_PROBLEM TO SOLVE_
Copy all lines that contain the word "this".

# Start of ENTRIES

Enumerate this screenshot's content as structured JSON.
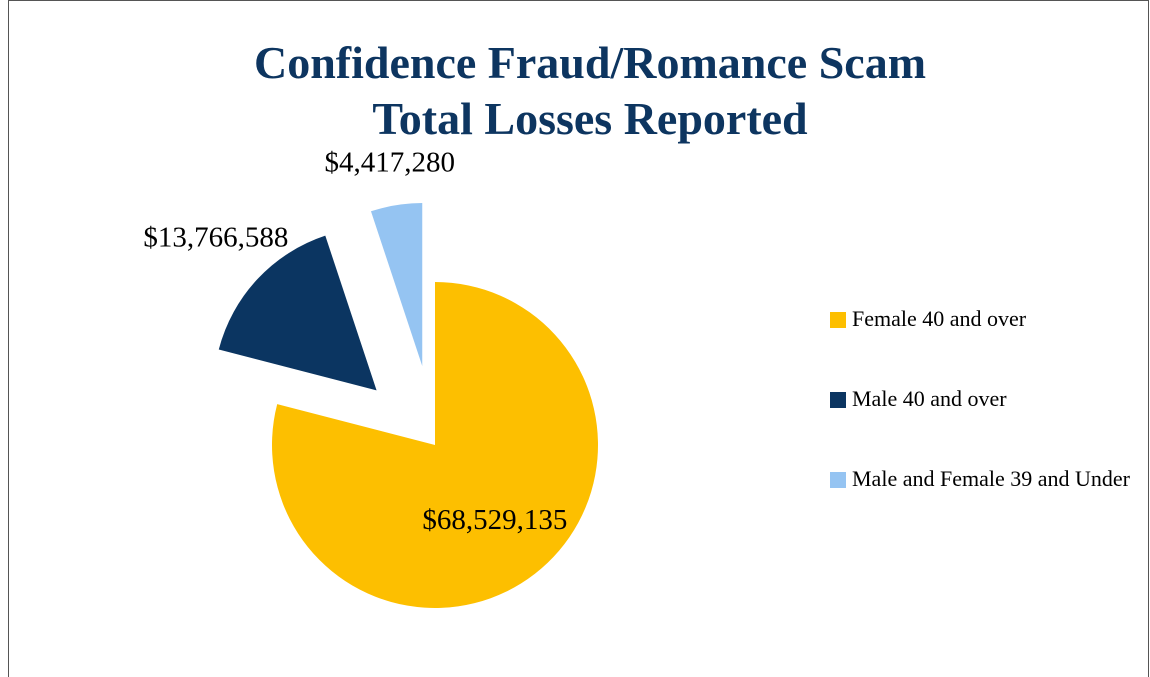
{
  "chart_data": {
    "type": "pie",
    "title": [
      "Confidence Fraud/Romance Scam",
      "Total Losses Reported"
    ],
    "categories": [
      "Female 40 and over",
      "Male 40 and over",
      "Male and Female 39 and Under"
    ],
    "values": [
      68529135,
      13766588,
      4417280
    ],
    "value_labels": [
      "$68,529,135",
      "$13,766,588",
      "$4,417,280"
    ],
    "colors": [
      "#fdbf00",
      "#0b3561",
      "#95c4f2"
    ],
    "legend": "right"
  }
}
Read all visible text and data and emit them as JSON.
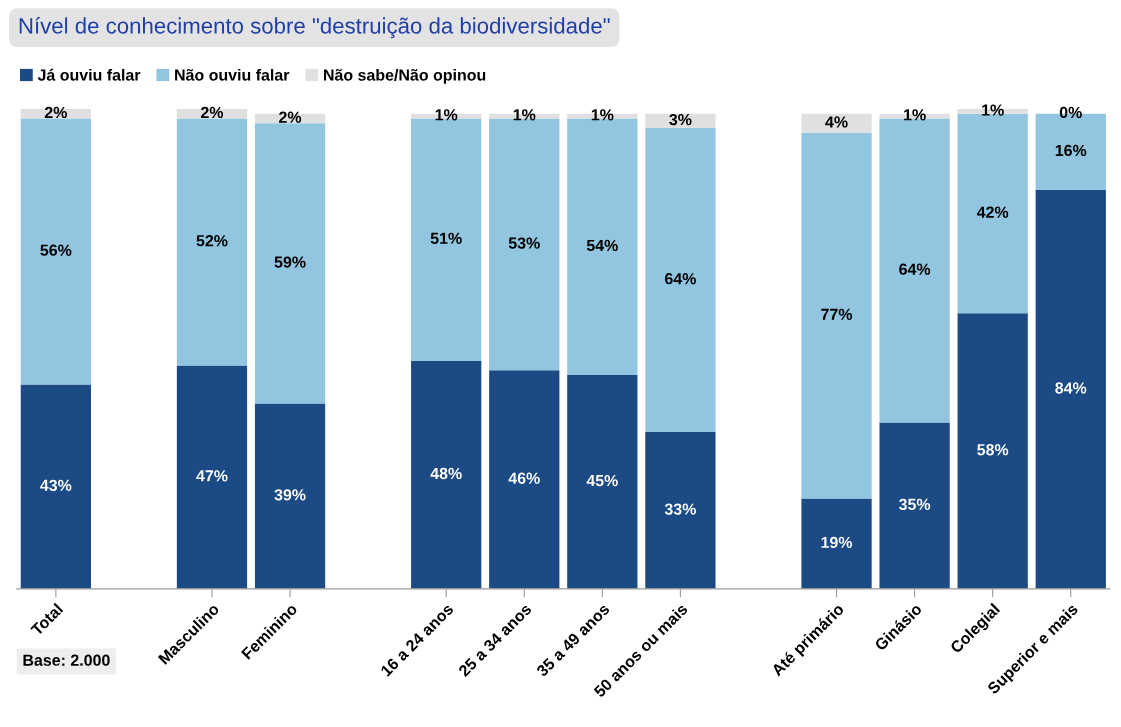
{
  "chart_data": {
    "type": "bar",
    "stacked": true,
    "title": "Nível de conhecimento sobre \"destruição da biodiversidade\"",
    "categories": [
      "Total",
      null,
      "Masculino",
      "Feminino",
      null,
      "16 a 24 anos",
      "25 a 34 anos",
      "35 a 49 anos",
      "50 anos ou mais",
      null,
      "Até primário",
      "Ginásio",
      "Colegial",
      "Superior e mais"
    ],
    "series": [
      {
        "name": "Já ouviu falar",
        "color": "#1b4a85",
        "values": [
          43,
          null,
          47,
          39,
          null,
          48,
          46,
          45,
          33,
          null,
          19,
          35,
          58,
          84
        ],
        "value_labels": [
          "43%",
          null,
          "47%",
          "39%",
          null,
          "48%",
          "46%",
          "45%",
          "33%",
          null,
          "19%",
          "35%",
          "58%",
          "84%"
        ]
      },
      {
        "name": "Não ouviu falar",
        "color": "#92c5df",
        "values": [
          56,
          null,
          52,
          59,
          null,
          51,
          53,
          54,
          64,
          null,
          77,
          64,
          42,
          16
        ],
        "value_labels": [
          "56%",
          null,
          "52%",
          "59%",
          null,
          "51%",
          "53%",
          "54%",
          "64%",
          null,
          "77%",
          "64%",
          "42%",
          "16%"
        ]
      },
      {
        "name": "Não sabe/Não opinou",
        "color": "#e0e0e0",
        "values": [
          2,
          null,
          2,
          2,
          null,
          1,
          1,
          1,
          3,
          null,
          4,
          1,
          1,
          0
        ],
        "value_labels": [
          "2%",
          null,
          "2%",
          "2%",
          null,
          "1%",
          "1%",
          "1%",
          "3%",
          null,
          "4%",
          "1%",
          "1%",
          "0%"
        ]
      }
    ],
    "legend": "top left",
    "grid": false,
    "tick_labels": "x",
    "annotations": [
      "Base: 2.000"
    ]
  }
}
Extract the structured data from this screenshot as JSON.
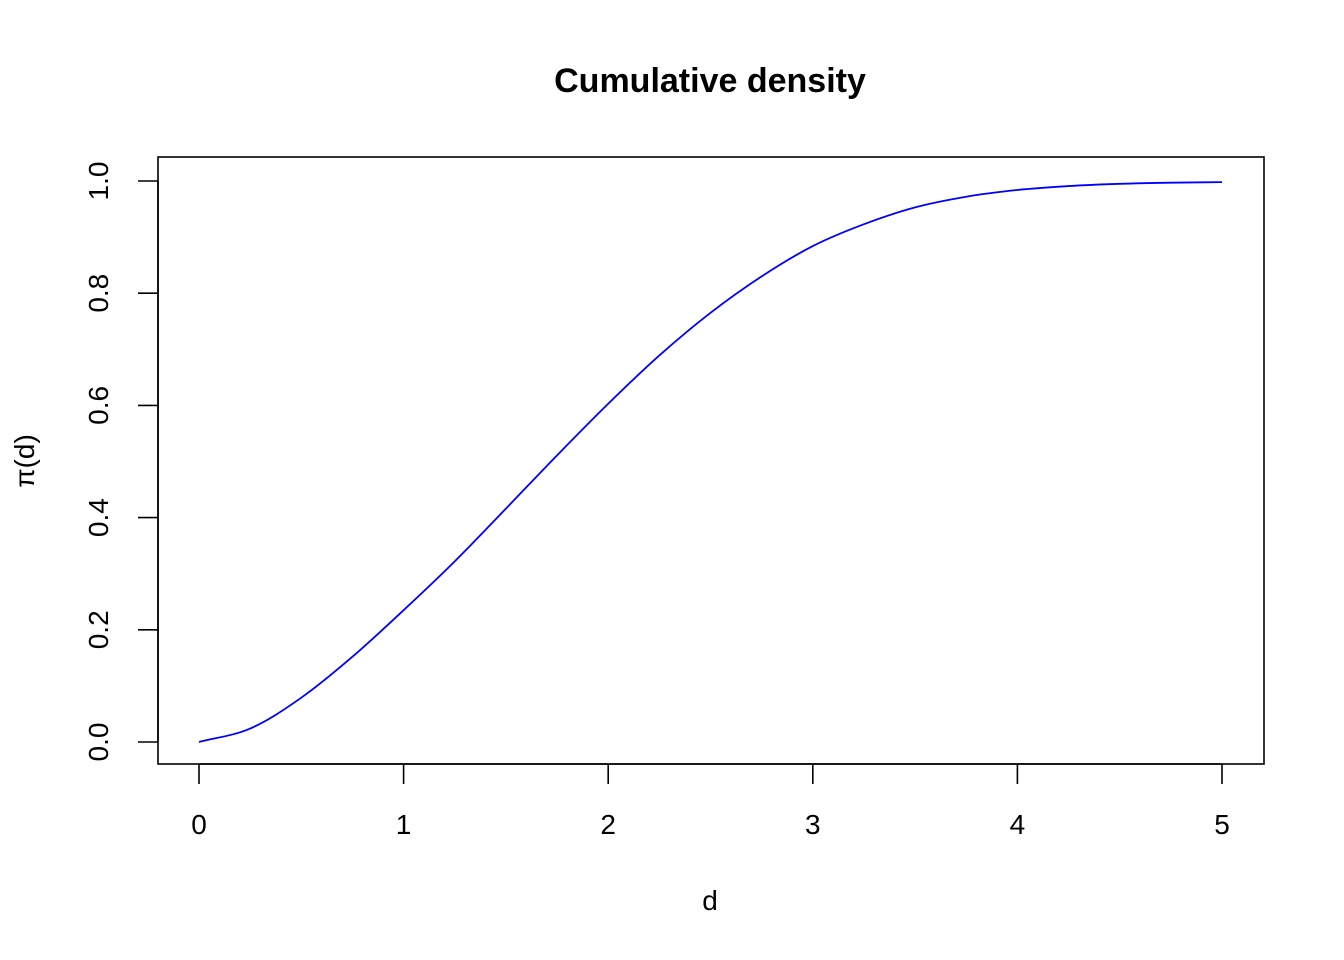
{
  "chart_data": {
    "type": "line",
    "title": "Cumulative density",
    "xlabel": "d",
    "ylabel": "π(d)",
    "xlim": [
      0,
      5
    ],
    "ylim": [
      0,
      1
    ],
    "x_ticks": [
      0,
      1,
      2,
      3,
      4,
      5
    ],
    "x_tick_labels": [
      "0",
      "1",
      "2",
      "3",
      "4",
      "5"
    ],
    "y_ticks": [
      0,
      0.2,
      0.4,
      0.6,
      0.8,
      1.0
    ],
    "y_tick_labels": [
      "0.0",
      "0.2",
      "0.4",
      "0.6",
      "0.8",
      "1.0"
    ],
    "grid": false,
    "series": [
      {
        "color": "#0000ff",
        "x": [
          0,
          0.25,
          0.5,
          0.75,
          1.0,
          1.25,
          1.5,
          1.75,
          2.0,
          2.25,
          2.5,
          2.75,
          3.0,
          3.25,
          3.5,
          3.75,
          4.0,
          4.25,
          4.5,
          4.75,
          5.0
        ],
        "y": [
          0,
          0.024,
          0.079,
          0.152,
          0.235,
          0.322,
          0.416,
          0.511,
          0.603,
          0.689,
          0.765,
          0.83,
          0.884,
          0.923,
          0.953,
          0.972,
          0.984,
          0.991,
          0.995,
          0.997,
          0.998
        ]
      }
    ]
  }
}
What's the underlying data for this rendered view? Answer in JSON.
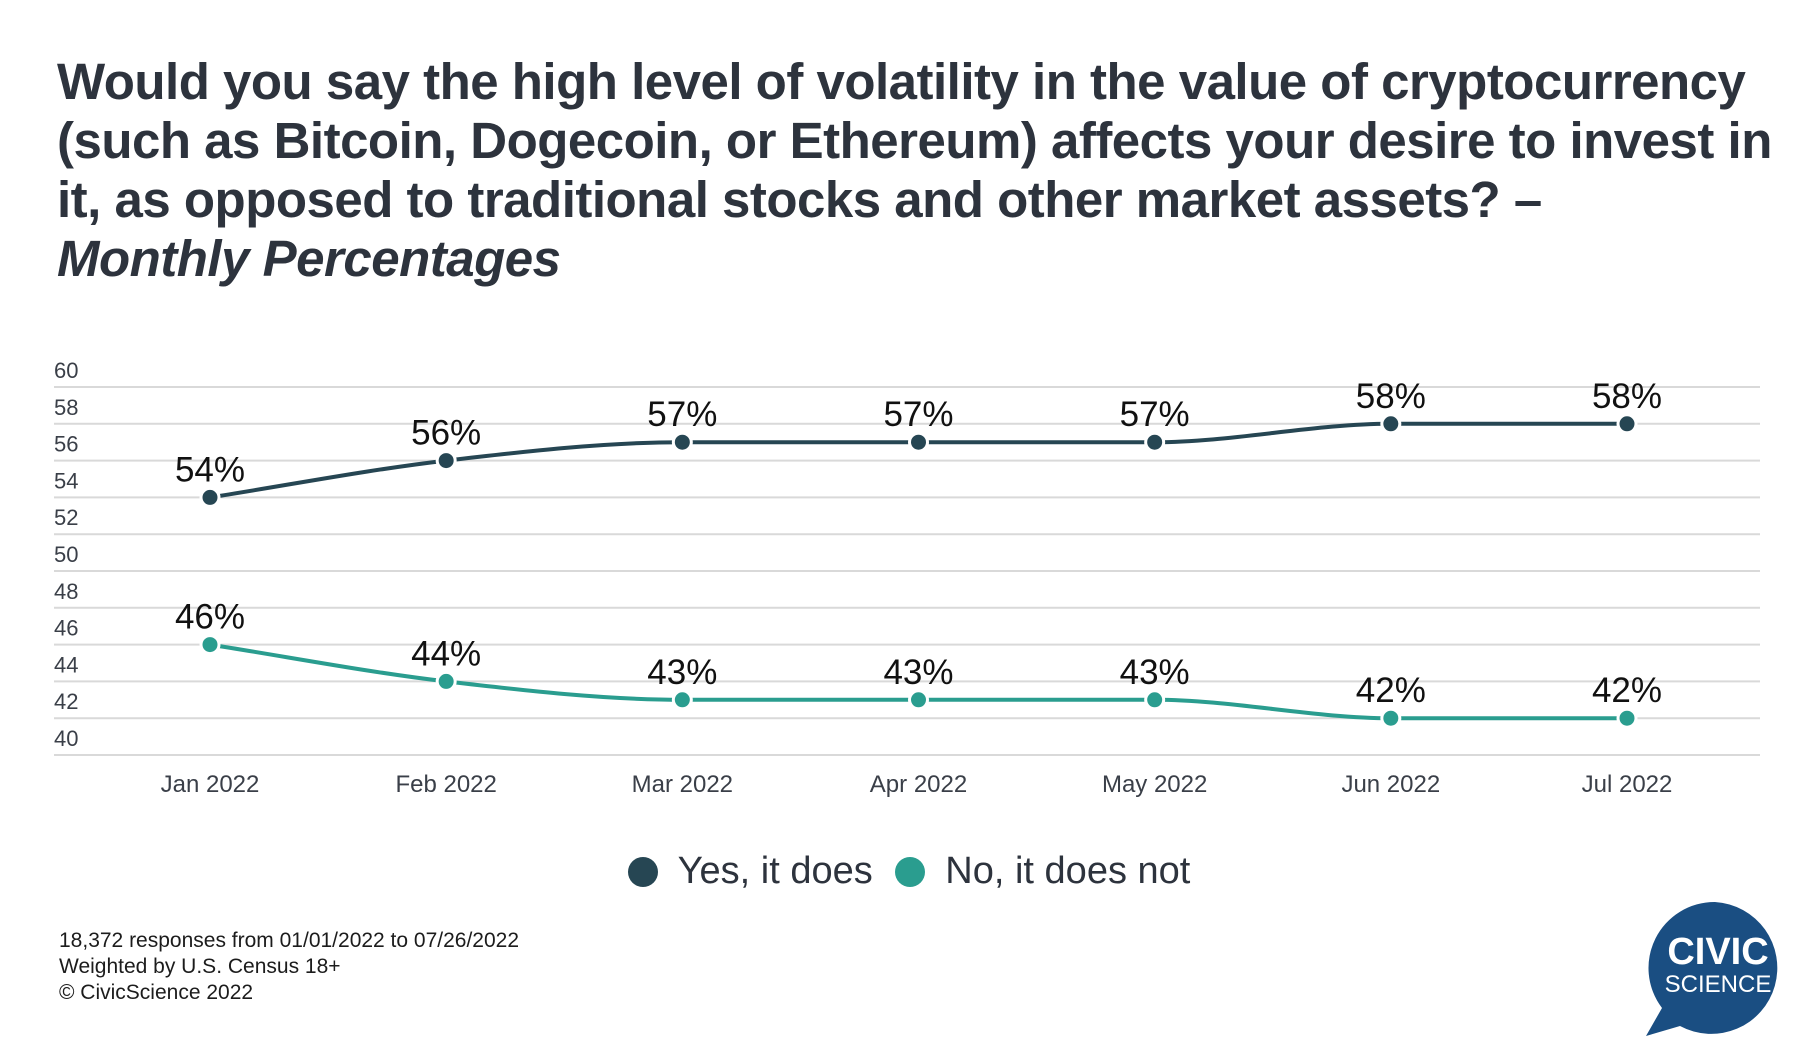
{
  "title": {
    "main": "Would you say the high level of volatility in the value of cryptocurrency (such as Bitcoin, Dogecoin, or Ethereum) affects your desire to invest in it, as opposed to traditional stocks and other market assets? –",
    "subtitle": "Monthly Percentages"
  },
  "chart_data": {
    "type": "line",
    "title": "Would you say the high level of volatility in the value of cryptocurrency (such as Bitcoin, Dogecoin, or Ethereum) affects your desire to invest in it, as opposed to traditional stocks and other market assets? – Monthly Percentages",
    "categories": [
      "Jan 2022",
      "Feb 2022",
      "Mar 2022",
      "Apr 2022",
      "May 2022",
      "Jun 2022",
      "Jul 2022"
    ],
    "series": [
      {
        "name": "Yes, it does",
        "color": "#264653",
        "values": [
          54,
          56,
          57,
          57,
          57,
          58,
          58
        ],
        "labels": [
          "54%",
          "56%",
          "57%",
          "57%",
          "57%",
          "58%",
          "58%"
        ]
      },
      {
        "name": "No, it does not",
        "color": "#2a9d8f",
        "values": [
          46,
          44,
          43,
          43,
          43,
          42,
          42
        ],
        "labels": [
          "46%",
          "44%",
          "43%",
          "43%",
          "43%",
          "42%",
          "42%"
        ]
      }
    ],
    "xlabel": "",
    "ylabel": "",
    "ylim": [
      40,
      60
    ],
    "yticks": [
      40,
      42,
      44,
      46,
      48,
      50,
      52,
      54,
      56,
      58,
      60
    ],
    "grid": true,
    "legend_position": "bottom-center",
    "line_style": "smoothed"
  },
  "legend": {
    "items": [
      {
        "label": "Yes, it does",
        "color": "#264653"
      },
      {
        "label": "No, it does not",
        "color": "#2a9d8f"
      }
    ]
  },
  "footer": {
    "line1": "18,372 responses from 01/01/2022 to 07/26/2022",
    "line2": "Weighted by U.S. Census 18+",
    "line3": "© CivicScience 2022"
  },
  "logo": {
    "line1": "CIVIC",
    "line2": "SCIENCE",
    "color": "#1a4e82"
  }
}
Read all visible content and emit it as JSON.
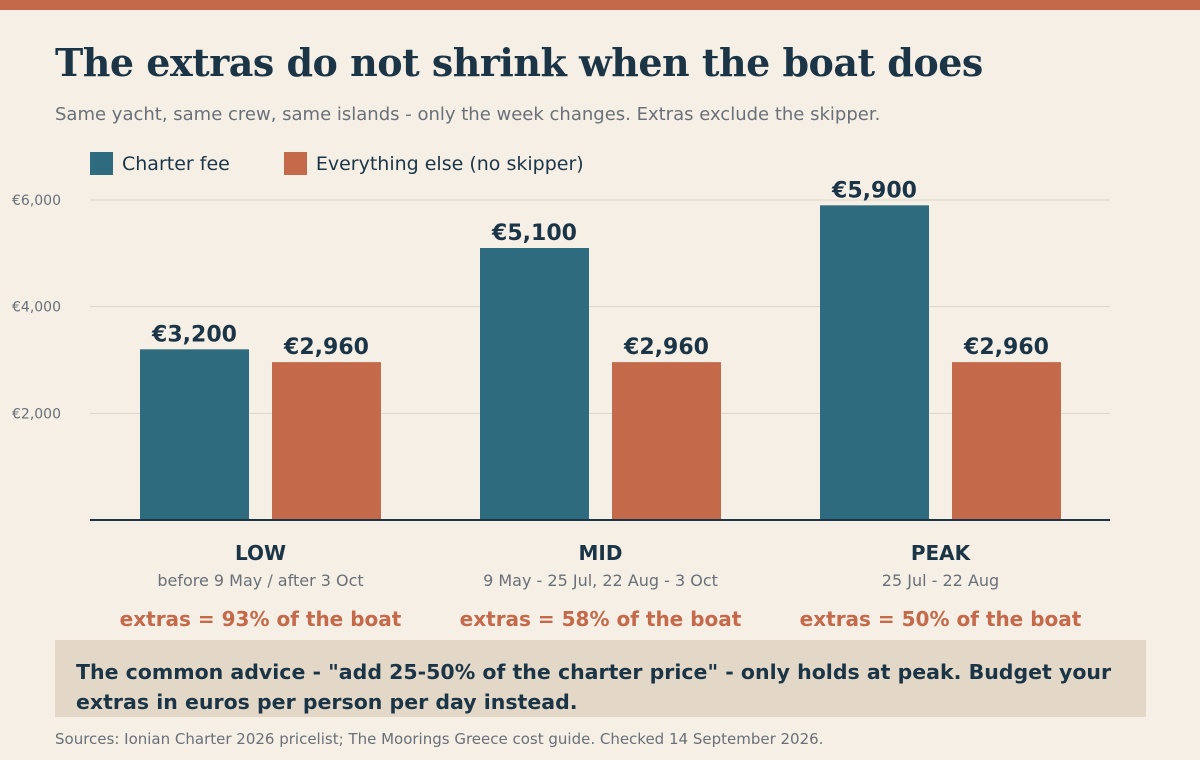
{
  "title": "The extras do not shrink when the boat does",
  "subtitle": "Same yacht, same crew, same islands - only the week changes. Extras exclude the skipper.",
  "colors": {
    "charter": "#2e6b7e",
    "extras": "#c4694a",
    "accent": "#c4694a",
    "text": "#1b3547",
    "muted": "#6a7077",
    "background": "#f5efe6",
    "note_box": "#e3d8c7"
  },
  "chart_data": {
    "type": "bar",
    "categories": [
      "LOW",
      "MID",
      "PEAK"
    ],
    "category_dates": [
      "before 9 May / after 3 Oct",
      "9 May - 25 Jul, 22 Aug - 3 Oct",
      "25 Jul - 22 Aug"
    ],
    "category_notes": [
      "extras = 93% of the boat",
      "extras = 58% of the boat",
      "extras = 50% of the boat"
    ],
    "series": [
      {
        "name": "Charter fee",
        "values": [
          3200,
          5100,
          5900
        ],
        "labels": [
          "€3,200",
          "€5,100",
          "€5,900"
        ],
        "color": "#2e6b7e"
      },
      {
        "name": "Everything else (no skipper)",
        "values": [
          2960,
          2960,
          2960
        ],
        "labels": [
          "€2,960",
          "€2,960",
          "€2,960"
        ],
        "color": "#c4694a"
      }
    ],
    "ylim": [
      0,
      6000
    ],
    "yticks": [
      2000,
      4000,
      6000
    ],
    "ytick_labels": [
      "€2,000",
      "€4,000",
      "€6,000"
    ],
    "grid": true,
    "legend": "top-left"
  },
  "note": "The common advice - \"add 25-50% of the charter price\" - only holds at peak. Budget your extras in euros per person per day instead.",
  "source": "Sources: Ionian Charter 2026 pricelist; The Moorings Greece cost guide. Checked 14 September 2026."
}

# End of ENTRIES

_RESPONSE TO THE EXERCISE_
Enumerate this screenshot's content as structured JSON.
Extract the structured data from this screenshot as JSON.
What's the underlying data for this rendered view? Answer in JSON.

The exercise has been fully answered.